▸ **WORK INSTRUCTIONS**: Provide an exact copy of the data, excluding the images.

● ● ●

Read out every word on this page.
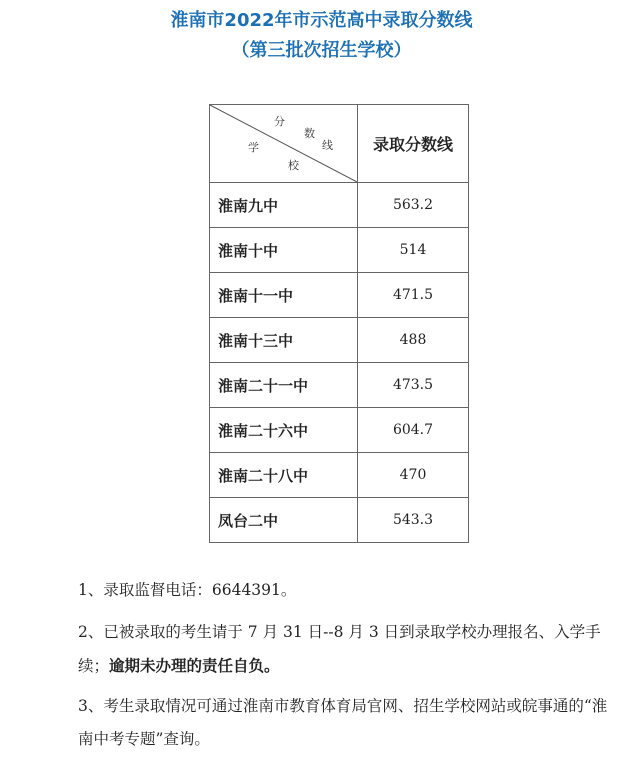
淮南市2022年市示范高中录取分数线
（第三批次招生学校）
分
数
线
学
校	录取分数线
淮南九中	563.2
淮南十中	514
淮南十一中	471.5
淮南十三中	488
淮南二十一中	473.5
淮南二十六中	604.7
淮南二十八中	470
凤台二中	543.3
1、录取监督电话：6644391。
2、已被录取的考生请于 7 月 31 日--8 月 3 日到录取学校办理报名、入学手续；逾期未办理的责任自负。
3、考生录取情况可通过淮南市教育体育局官网、招生学校网站或皖事通的“淮南中考专题”查询。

● ● ●

▸ **EXERCISE ANSWER**:
Read out every word on this page.
淮南市2022年市示范高中录取分数线
（第三批次招生学校）
分
数
线
学
校	录取分数线
淮南九中	563.2
淮南十中	514
淮南十一中	471.5
淮南十三中	488
淮南二十一中	473.5
淮南二十六中	604.7
淮南二十八中	470
凤台二中	543.3
1、录取监督电话：6644391。
2、已被录取的考生请于 7 月 31 日--8 月 3 日到录取学校办理报名、入学手续；逾期未办理的责任自负。
3、考生录取情况可通过淮南市教育体育局官网、招生学校网站或皖事通的“淮南中考专题”查询。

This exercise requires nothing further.